# DATA SUPPLIED:
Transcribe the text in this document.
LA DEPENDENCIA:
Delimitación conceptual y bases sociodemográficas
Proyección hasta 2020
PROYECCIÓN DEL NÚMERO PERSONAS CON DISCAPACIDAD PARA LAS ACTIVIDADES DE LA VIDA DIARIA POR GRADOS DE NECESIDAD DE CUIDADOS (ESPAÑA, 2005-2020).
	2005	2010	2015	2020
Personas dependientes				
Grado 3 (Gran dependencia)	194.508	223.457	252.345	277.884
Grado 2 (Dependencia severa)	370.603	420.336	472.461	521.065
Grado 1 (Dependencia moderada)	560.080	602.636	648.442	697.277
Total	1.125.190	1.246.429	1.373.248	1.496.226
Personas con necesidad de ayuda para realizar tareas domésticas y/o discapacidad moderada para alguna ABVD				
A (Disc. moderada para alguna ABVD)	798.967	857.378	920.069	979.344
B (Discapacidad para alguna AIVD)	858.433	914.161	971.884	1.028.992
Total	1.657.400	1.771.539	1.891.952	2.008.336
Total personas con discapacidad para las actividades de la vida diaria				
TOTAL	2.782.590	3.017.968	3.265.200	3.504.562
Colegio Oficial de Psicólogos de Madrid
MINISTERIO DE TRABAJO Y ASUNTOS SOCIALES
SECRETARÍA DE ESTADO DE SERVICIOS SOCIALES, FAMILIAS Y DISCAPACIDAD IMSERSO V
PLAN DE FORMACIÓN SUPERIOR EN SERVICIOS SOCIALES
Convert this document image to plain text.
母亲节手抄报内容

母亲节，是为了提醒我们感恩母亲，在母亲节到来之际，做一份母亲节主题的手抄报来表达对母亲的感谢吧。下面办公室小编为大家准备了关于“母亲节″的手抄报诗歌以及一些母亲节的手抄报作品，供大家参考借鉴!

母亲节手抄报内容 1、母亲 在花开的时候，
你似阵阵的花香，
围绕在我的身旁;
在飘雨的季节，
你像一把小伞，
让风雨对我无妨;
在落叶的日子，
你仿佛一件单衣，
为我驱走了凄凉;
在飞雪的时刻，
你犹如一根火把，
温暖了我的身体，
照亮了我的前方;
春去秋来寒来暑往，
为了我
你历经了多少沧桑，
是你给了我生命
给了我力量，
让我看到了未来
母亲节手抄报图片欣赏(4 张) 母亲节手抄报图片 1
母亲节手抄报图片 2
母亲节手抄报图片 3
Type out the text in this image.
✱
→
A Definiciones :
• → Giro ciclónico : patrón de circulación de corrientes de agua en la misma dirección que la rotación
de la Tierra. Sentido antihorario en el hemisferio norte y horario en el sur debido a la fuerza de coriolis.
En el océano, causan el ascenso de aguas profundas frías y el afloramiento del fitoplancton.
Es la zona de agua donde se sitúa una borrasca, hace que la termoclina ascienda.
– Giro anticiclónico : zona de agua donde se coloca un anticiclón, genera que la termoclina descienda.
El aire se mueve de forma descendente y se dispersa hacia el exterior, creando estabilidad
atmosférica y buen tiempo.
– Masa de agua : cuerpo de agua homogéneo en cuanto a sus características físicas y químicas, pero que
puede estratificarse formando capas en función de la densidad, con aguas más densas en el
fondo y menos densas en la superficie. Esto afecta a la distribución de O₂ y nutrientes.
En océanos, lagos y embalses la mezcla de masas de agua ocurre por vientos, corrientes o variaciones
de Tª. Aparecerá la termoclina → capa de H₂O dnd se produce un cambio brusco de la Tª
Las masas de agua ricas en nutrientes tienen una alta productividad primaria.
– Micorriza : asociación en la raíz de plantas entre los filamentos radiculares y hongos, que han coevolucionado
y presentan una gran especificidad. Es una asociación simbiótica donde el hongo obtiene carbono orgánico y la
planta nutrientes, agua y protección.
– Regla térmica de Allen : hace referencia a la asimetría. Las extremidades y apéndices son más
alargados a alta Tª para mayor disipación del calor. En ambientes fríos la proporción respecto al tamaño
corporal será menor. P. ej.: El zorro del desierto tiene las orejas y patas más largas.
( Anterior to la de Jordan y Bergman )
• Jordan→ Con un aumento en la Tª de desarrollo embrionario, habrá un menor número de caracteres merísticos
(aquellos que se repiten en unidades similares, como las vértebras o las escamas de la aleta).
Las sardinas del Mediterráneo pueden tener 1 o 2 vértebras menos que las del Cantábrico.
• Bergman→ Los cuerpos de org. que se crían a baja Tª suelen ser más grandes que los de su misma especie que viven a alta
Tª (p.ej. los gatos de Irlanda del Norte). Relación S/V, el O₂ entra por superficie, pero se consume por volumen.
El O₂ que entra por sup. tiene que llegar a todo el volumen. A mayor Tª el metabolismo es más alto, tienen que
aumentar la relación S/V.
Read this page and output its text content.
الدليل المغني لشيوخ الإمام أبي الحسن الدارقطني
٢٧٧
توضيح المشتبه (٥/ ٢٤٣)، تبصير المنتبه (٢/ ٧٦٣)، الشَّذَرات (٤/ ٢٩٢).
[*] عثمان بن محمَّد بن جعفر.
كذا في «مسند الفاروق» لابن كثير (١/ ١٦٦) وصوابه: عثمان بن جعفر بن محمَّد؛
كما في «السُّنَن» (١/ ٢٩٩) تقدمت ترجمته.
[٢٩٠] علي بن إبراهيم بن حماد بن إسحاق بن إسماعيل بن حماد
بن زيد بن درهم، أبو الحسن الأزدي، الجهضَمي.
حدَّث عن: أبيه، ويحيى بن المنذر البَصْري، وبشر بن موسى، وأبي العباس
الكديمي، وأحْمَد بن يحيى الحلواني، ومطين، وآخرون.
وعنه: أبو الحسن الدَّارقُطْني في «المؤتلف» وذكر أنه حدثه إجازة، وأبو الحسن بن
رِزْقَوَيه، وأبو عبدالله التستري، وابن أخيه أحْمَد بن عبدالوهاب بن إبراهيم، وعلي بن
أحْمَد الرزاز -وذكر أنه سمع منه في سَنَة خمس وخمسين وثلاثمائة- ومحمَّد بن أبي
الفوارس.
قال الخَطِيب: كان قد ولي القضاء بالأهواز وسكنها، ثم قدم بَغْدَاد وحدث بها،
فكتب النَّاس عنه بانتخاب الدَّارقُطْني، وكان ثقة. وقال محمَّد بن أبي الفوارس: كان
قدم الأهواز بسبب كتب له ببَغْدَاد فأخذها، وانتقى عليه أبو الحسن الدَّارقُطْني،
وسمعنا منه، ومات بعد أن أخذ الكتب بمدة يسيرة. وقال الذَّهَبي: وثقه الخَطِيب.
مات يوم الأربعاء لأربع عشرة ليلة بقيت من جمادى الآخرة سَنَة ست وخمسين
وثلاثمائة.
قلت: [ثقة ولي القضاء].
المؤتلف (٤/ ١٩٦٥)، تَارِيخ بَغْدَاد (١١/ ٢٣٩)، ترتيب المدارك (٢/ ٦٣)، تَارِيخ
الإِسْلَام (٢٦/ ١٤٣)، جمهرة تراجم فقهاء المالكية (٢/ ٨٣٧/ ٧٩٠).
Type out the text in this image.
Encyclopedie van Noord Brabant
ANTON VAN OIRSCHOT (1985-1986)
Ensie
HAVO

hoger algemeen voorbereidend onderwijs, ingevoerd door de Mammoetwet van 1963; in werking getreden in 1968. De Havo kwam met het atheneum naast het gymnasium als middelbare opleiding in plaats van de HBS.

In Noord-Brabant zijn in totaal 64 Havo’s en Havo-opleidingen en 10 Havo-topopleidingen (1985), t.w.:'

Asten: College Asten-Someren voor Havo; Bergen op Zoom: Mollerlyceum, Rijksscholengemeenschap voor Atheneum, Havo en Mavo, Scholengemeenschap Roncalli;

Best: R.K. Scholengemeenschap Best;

# SHORT TASK:
Report each line in the preceding entries that holds the string "وأبو".

# RESULT OF THIS TASK:
وعنه: أبو الحسن الدَّارقُطْني في «المؤتلف» وذكر أنه حدثه إجازة، وأبو الحسن بن
رِزْقَوَيه، وأبو عبدالله التستري، وابن أخيه أحْمَد بن عبدالوهاب بن إبراهيم، وعلي بن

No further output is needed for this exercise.